> **TASK DESCRIPTION**
Identify each line containing the word "color" and copy it.

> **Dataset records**
BEGIN
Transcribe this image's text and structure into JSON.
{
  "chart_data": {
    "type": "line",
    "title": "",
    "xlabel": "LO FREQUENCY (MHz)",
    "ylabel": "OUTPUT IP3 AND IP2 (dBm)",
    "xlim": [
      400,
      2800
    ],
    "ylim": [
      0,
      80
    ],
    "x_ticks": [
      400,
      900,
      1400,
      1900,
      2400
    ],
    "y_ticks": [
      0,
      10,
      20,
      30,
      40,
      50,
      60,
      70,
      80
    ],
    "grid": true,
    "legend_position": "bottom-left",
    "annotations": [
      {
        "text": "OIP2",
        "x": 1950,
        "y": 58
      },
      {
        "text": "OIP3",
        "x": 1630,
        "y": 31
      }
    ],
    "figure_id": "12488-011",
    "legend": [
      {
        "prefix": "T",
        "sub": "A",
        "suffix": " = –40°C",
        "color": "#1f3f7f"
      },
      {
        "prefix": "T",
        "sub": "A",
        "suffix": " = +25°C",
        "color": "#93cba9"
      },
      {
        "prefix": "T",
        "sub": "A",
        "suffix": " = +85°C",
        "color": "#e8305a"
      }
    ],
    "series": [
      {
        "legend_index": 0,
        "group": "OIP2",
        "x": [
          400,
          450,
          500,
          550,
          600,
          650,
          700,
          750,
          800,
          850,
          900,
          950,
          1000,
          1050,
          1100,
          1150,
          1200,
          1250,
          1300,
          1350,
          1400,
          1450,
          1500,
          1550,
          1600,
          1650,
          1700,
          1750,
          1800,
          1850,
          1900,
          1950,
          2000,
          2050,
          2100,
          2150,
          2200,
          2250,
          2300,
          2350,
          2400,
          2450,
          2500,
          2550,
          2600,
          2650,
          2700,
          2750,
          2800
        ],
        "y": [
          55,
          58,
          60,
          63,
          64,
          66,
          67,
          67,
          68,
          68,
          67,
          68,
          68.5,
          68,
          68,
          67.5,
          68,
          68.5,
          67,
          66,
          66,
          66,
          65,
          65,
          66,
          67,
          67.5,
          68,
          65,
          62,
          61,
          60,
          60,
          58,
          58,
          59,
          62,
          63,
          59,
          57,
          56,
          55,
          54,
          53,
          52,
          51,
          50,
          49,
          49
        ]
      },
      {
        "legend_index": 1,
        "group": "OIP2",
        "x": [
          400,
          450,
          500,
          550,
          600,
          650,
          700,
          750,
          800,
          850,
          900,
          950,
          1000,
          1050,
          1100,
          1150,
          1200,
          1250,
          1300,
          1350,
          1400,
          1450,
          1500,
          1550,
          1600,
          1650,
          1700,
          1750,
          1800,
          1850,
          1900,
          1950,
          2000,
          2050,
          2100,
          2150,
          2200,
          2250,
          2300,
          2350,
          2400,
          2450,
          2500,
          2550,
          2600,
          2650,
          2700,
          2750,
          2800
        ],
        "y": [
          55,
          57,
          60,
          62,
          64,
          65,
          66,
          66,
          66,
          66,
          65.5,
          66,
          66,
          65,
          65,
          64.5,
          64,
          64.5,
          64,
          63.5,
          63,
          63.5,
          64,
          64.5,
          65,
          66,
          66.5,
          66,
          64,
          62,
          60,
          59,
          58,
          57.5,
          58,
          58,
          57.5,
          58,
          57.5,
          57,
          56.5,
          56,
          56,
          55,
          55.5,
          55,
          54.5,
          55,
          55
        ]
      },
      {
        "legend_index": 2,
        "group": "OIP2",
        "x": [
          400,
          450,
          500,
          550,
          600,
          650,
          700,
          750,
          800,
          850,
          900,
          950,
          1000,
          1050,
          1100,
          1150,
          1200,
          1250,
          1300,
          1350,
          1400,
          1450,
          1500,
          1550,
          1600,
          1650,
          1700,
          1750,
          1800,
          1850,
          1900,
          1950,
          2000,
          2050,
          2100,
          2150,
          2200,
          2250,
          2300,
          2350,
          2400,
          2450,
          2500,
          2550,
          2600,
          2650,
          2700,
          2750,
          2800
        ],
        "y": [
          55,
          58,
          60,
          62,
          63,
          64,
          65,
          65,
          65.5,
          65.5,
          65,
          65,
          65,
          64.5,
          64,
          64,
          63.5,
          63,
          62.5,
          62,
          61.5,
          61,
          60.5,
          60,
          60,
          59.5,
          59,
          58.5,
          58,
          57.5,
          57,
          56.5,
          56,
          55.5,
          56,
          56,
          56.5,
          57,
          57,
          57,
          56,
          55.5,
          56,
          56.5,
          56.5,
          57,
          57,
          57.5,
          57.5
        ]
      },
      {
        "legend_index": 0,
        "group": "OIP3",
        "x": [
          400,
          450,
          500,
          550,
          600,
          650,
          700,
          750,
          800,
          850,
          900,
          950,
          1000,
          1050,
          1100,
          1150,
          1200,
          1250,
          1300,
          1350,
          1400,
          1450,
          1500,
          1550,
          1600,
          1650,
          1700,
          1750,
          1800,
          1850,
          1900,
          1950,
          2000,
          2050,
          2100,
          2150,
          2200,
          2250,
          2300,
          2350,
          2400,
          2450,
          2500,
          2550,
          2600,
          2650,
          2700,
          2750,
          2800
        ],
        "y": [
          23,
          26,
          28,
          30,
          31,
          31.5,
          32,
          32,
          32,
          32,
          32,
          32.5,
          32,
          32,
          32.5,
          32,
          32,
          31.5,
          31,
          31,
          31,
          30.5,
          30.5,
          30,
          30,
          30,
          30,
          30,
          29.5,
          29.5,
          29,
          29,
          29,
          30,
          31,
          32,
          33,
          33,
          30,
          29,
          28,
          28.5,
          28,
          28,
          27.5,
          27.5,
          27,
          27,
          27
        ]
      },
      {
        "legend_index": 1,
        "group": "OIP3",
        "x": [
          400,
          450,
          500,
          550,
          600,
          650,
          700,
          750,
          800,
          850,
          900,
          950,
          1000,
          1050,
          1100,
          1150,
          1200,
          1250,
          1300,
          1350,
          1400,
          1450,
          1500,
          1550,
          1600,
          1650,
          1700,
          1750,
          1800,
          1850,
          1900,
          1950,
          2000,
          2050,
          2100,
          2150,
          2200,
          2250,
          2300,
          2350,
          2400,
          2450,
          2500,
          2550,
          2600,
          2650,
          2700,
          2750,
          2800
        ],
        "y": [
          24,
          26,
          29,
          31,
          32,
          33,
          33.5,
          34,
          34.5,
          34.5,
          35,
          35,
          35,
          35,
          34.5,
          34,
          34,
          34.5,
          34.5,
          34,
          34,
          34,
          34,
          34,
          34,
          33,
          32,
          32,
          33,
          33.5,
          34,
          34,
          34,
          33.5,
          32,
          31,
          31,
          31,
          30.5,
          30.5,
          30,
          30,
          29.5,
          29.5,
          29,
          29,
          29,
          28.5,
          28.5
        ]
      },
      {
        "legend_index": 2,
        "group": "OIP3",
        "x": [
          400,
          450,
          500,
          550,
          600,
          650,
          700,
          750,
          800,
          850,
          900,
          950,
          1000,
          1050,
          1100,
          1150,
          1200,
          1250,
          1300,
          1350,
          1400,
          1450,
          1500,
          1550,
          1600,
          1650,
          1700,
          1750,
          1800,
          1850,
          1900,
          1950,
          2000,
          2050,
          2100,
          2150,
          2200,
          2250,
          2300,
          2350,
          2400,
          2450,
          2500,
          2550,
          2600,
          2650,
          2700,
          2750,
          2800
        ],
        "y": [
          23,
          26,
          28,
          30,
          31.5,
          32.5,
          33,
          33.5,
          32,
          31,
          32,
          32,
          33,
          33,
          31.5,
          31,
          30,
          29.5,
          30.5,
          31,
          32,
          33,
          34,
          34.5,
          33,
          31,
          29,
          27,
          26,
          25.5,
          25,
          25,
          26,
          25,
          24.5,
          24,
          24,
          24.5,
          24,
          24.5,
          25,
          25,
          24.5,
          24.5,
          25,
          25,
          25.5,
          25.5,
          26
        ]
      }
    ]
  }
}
END
> **SOLUTION TO THIS TASK**
        "color": "#1f3f7f"
        "color": "#93cba9"
        "color": "#e8305a"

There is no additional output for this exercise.